Excerpt from a dataset:
(begin)
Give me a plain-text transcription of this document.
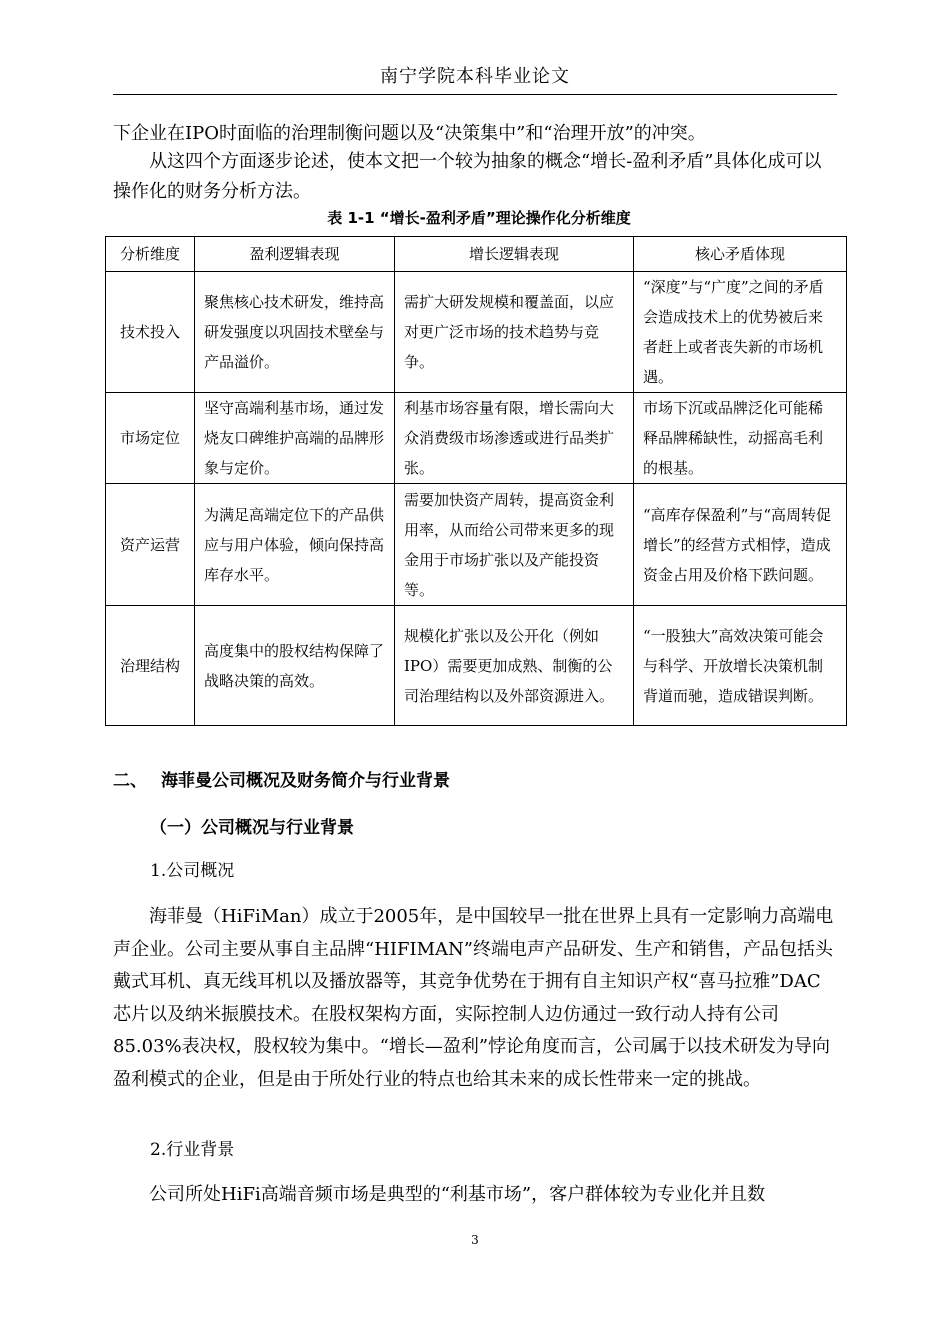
南宁学院本科毕业论文

下企业在IPO时面临的治理制衡问题以及“决策集中”和“治理开放”的冲突。

从这四个方面逐步论述，使本文把一个较为抽象的概念“增长-盈利矛盾”具体化成可以操作化的财务分析方法。

表 1-1 “增长-盈利矛盾”理论操作化分析维度
分析维度	盈利逻辑表现	增长逻辑表现	核心矛盾体现
技术投入	聚焦核心技术研发，维持高研发强度以巩固技术壁垒与产品溢价。	需扩大研发规模和覆盖面，以应对更广泛市场的技术趋势与竞争。	“深度”与“广度”之间的矛盾会造成技术上的优势被后来者赶上或者丧失新的市场机遇。
市场定位	坚守高端利基市场，通过发烧友口碑维护高端的品牌形象与定价。	利基市场容量有限，增长需向大众消费级市场渗透或进行品类扩张。	市场下沉或品牌泛化可能稀释品牌稀缺性，动摇高毛利的根基。
资产运营	为满足高端定位下的产品供应与用户体验，倾向保持高库存水平。	需要加快资产周转，提高资金利用率，从而给公司带来更多的现金用于市场扩张以及产能投资等。	“高库存保盈利”与“高周转促增长”的经营方式相悖，造成资金占用及价格下跌问题。
治理结构	高度集中的股权结构保障了战略决策的高效。	规模化扩张以及公开化（例如IPO）需要更加成熟、制衡的公司治理结构以及外部资源进入。	“一股独大”高效决策可能会与科学、开放增长决策机制背道而驰，造成错误判断。
二、 海菲曼公司概况及财务简介与行业背景
（一）公司概况与行业背景
1.公司概况

海菲曼（HiFiMan）成立于2005年，是中国较早一批在世界上具有一定影响力高端电声企业。公司主要从事自主品牌“HIFIMAN”终端电声产品研发、生产和销售，产品包括头戴式耳机、真无线耳机以及播放器等，其竞争优势在于拥有自主知识产权“喜马拉雅”DAC芯片以及纳米振膜技术。在股权架构方面，实际控制人边仿通过一致行动人持有公司85.03%表决权，股权较为集中。“增长—盈利”悖论角度而言，公司属于以技术研发为导向盈利模式的企业，但是由于所处行业的特点也给其未来的成长性带来一定的挑战。

2.行业背景

公司所处HiFi高端音频市场是典型的“利基市场”，客户群体较为专业化并且数

3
(end)
> INSTRUCTIONS TO FOLLOW
Omit the pictures and output all of the other material exactly.

> EXERCISE OUTPUT
Give me a plain-text transcription of this document.
南宁学院本科毕业论文

下企业在IPO时面临的治理制衡问题以及“决策集中”和“治理开放”的冲突。

从这四个方面逐步论述，使本文把一个较为抽象的概念“增长-盈利矛盾”具体化成可以操作化的财务分析方法。

表 1-1 “增长-盈利矛盾”理论操作化分析维度
分析维度	盈利逻辑表现	增长逻辑表现	核心矛盾体现
技术投入	聚焦核心技术研发，维持高研发强度以巩固技术壁垒与产品溢价。	需扩大研发规模和覆盖面，以应对更广泛市场的技术趋势与竞争。	“深度”与“广度”之间的矛盾会造成技术上的优势被后来者赶上或者丧失新的市场机遇。
市场定位	坚守高端利基市场，通过发烧友口碑维护高端的品牌形象与定价。	利基市场容量有限，增长需向大众消费级市场渗透或进行品类扩张。	市场下沉或品牌泛化可能稀释品牌稀缺性，动摇高毛利的根基。
资产运营	为满足高端定位下的产品供应与用户体验，倾向保持高库存水平。	需要加快资产周转，提高资金利用率，从而给公司带来更多的现金用于市场扩张以及产能投资等。	“高库存保盈利”与“高周转促增长”的经营方式相悖，造成资金占用及价格下跌问题。
治理结构	高度集中的股权结构保障了战略决策的高效。	规模化扩张以及公开化（例如IPO）需要更加成熟、制衡的公司治理结构以及外部资源进入。	“一股独大”高效决策可能会与科学、开放增长决策机制背道而驰，造成错误判断。
二、 海菲曼公司概况及财务简介与行业背景
（一）公司概况与行业背景
1.公司概况

海菲曼（HiFiMan）成立于2005年，是中国较早一批在世界上具有一定影响力高端电声企业。公司主要从事自主品牌“HIFIMAN”终端电声产品研发、生产和销售，产品包括头戴式耳机、真无线耳机以及播放器等，其竞争优势在于拥有自主知识产权“喜马拉雅”DAC芯片以及纳米振膜技术。在股权架构方面，实际控制人边仿通过一致行动人持有公司85.03%表决权，股权较为集中。“增长—盈利”悖论角度而言，公司属于以技术研发为导向盈利模式的企业，但是由于所处行业的特点也给其未来的成长性带来一定的挑战。

2.行业背景

公司所处HiFi高端音频市场是典型的“利基市场”，客户群体较为专业化并且数

3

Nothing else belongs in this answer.